HOME > Chowhound > Home Cooking >


Salting aubergine (eggplant) - obsolete?

Most aubergine recipes I find tell you to 'degorge' the flesh by heavily salting it and weighting it for about half an hour or more. I've recently heard, however, that modern varieties of aubergine no longer contain those horrible bitter compounds that the salting is supposed to draw out, and so theoretically you could skip this step and avoid the extra effort, time and salt it asks for. Is this true? Or does the salting have another purpose beyond drawing out bitter flavours? I have to say, I have tried both ways various times and have never really been able to put my finger on any real difference, but am definitely no expert... Looking forward to hearing from aubergine/eggplant veterans!

  1. Click to Upload a photo (10 MB limit)
  1. Salting and pressing removes water -- which may be more important than removing bitterness.

    1. As l don't like excess salt, l saute in a non-stick pan or on grill with no fat, and the salt is not needed.

      1. I vote for obsolete. I never salt/weight eggplant/aubergine/brinjal any more, any variety.

        1. I didn't salt eggplant/aubergine in the past, but recently I discovered that salting it causes it to absorb much less oil. The end product is also firmer to the bite. As much as I hate doing extra work, the result is very much worth it to me.

          1. I always salt and never weight. Salting closes those pores that otherwise will suck as much oil as you give them! Claudia Roden's method to soak eggplant in milk seems to work too.

            1. I slice then salt overnight then rinse, The aubergines shrivel a bit, but can be fried without absorbing oil.

Listings of elements and regions
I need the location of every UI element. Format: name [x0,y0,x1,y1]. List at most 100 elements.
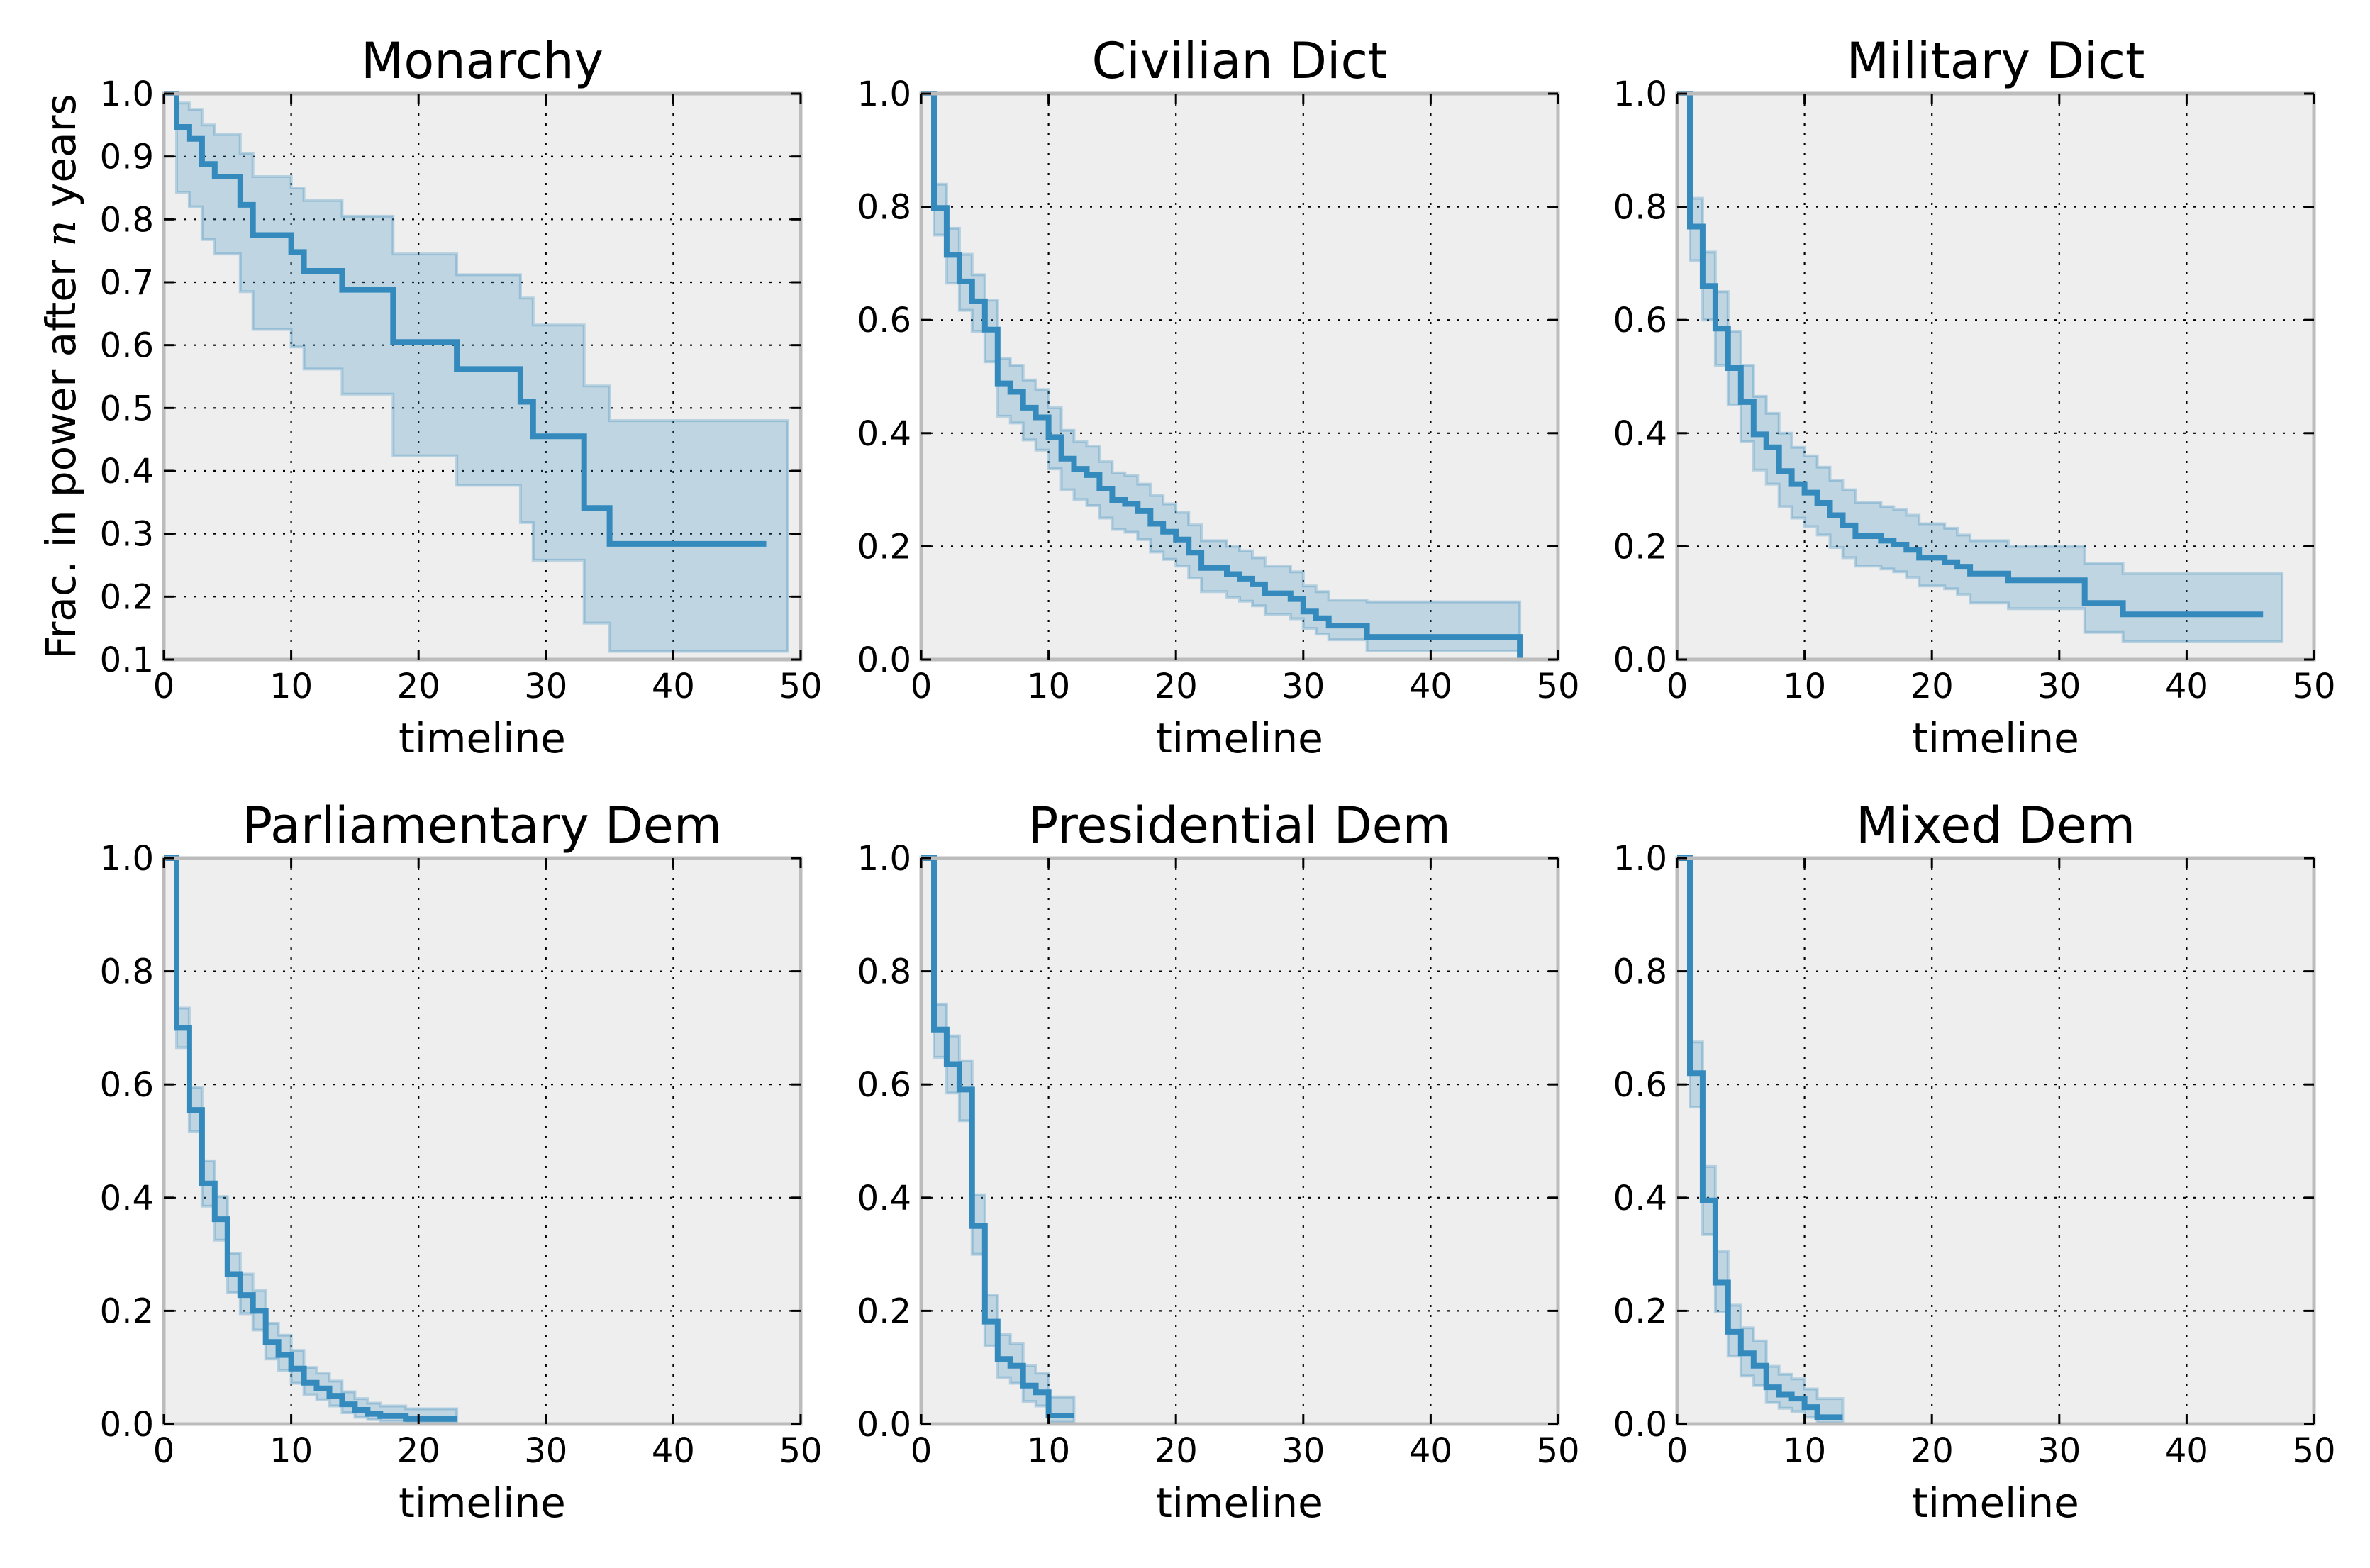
y-tick-label: 0.6 [857,301,911,340]
y-tick-label: 0.6 [1613,1065,1667,1105]
y-tick-label: 0.0 [1613,640,1667,680]
axes-frame [1675,856,2316,1426]
y-tick-label: 0.2 [1613,1291,1667,1331]
x-tick-label: 50 [779,1431,822,1471]
y-axis-label: Frac. in power after n years [37,94,85,659]
y-tick-label: 0.4 [857,1179,911,1218]
x-tick-label: 50 [1536,667,1579,706]
x-tick-label: 10 [1783,1431,1826,1471]
x-tick-label: 0 [153,667,175,706]
panel-mixed-dem: 0 10 20 30 40 50 0.0 0.2 0.4 0.6 0.8 1.0 Mixed Dem ti… [1613,796,2336,1527]
survival-curve [921,855,1074,1418]
y-tick-label: 0.0 [857,640,911,680]
y-tick-label: 0.5 [100,389,154,428]
y-tick-label: 0.2 [857,527,911,567]
y-tick-label: 0.0 [857,1405,911,1445]
x-tick-label: 50 [2292,667,2335,706]
y-tick-label: 0.6 [100,326,154,366]
x-tick-label: 40 [2165,667,2208,706]
y-tick-label: 1.0 [100,74,154,114]
x-tick-label: 20 [397,1431,440,1471]
y-tick-label: 0.7 [100,263,154,303]
x-tick-label: 20 [1155,1431,1198,1471]
y-tick-label: 0.4 [100,1179,154,1218]
panel-title: Monarchy [361,32,603,90]
y-tick-label: 0.6 [100,1065,154,1105]
survival-curve [1677,91,2264,618]
axes-frame [919,856,1560,1426]
y-tick-label: 0.1 [100,640,154,680]
panel-title: Mixed Dem [1856,796,2135,855]
x-tick-label: 50 [779,667,822,706]
x-tick-label: 10 [269,667,313,706]
y-tick-label: 0.2 [100,1291,154,1331]
x-tick-label: 20 [1910,1431,1954,1471]
x-axis-label: timeline [399,714,566,762]
y-tick-label: 0.0 [100,1405,154,1445]
x-tick-label: 30 [1281,667,1325,706]
y-tick-label: 0.4 [1613,414,1667,454]
axes-background [164,94,801,660]
x-tick-label: 30 [2037,1431,2081,1471]
y-tick-label: 1.0 [100,839,154,879]
x-tick-label: 10 [269,1431,313,1471]
axes-background [921,94,1558,660]
panel-monarchy: 0 10 20 30 40 50 0.1 0.2 0.3 0.4 0.5 0.6 0.7 0.8 0.9 1.… [100,32,823,762]
x-tick-label: 30 [524,667,567,706]
x-axis-label: timeline [1912,1479,2079,1527]
axes-background [1677,94,2314,660]
y-tick-label: 0.8 [857,188,911,228]
x-tick-label: 40 [1409,1431,1452,1471]
y-tick-label: 1.0 [1613,74,1667,114]
axes-frame [162,91,803,662]
x-tick-label: 10 [1027,667,1070,706]
y-tick-label: 0.8 [100,952,154,992]
y-axis-label-n: n [37,220,85,246]
x-tick-label: 10 [1027,1431,1070,1471]
axes-background [921,858,1558,1424]
y-tick-label: 0.8 [100,200,154,240]
y-tick-label: 1.0 [857,839,911,879]
y-tick-label: 0.6 [857,1065,911,1105]
y-axis-label-part1: Frac. in power after [37,247,85,660]
axes-background [1677,858,2314,1424]
x-tick-label: 30 [1281,1431,1325,1471]
x-tick-label: 40 [2165,1431,2208,1471]
x-tick-label: 20 [397,667,440,706]
y-tick-label: 0.9 [100,138,154,177]
panel-title: Military Dict [1847,32,2145,90]
panel-parliamentary-dem: 0 10 20 30 40 50 0.0 0.2 0.4 0.6 0.8 1.0 Parliamenta… [100,796,823,1527]
x-tick-label: 40 [1409,667,1452,706]
y-tick-label: 0.8 [857,952,911,992]
survival-curve [164,855,457,1422]
x-tick-label: 20 [1910,667,1954,706]
survival-curve [164,91,767,547]
confidence-band [164,92,789,653]
x-tick-label: 30 [524,1431,567,1471]
x-tick-label: 40 [652,1431,695,1471]
panel-military-dict: 0 10 20 30 40 50 0.0 0.2 0.4 0.6 0.8 1.0 Military Di… [1613,32,2336,762]
y-tick-label: 0.4 [857,414,911,454]
y-tick-label: 0.6 [1613,301,1667,340]
x-tick-label: 0 [1667,1431,1689,1471]
x-axis-label: timeline [399,1479,566,1527]
x-tick-label: 20 [1155,667,1198,706]
x-tick-label: 40 [652,667,695,706]
x-tick-label: 30 [2037,667,2081,706]
x-tick-label: 0 [1667,667,1689,706]
axes-frame [919,91,1560,662]
x-tick-label: 10 [1783,667,1826,706]
confidence-band [164,857,459,1425]
y-tick-label: 0.2 [1613,527,1667,567]
survival-curve [1677,855,1843,1420]
x-axis-label: timeline [1912,714,2079,762]
y-tick-label: 0.8 [1613,952,1667,992]
x-tick-label: 0 [911,667,933,706]
axes-frame [1675,91,2316,662]
y-tick-label: 0.8 [1613,188,1667,228]
y-tick-label: 1.0 [857,74,911,114]
x-tick-label: 0 [153,1431,175,1471]
survival-curve [921,91,1523,660]
y-axis-label-part2: years [37,94,85,220]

> **Requests**
a) In the aubergine thread, for how long do most recipes say to weight the salted flesh?
b) From the records, copy the lines verbatim, from the line containing "y-tick-label: 0.6 [857,301,911,340]" through the line containing "x-tick-label: 40 [1409,1431,1452,1471]".
The aubergine thread and the records have no connection to each other.

> **Solutions below**
a) About half an hour or more.

b)
y-tick-label: 0.6 [857,301,911,340]
y-tick-label: 0.6 [1613,1065,1667,1105]
y-tick-label: 0.0 [1613,640,1667,680]
axes-frame [1675,856,2316,1426]
y-tick-label: 0.2 [1613,1291,1667,1331]
x-tick-label: 50 [779,1431,822,1471]
y-axis-label: Frac. in power after n years [37,94,85,659]
y-tick-label: 0.4 [857,1179,911,1218]
x-tick-label: 50 [1536,667,1579,706]
x-tick-label: 10 [1783,1431,1826,1471]
x-tick-label: 0 [153,667,175,706]
panel-mixed-dem: 0 10 20 30 40 50 0.0 0.2 0.4 0.6 0.8 1.0 Mixed Dem ti… [1613,796,2336,1527]
survival-curve [921,855,1074,1418]
y-tick-label: 0.0 [857,640,911,680]
y-tick-label: 0.5 [100,389,154,428]
y-tick-label: 0.2 [857,527,911,567]
y-tick-label: 0.0 [857,1405,911,1445]
x-tick-label: 50 [2292,667,2335,706]
y-tick-label: 0.6 [100,326,154,366]
x-tick-label: 40 [2165,667,2208,706]
y-tick-label: 1.0 [100,74,154,114]
x-tick-label: 20 [397,1431,440,1471]
y-tick-label: 0.7 [100,263,154,303]
x-tick-label: 20 [1155,1431,1198,1471]
y-tick-label: 0.4 [100,1179,154,1218]
panel-title: Monarchy [361,32,603,90]
y-tick-label: 0.6 [100,1065,154,1105]
survival-curve [1677,91,2264,618]
axes-frame [919,856,1560,1426]
y-tick-label: 0.1 [100,640,154,680]
panel-title: Mixed Dem [1856,796,2135,855]
x-tick-label: 50 [779,667,822,706]
x-tick-label: 10 [269,667,313,706]
y-tick-label: 0.2 [100,1291,154,1331]
x-tick-label: 20 [1910,1431,1954,1471]
x-axis-label: timeline [399,714,566,762]
y-tick-label: 0.0 [100,1405,154,1445]
x-tick-label: 30 [1281,667,1325,706]
y-tick-label: 0.4 [1613,414,1667,454]
axes-background [164,94,801,660]
x-tick-label: 30 [2037,1431,2081,1471]
y-tick-label: 1.0 [100,839,154,879]
x-tick-label: 10 [269,1431,313,1471]
axes-background [921,94,1558,660]
panel-monarchy: 0 10 20 30 40 50 0.1 0.2 0.3 0.4 0.5 0.6 0.7 0.8 0.9 1.… [100,32,823,762]
x-tick-label: 30 [524,667,567,706]
x-axis-label: timeline [1912,1479,2079,1527]
axes-background [1677,94,2314,660]
y-tick-label: 0.8 [857,188,911,228]
x-tick-label: 40 [1409,1431,1452,1471]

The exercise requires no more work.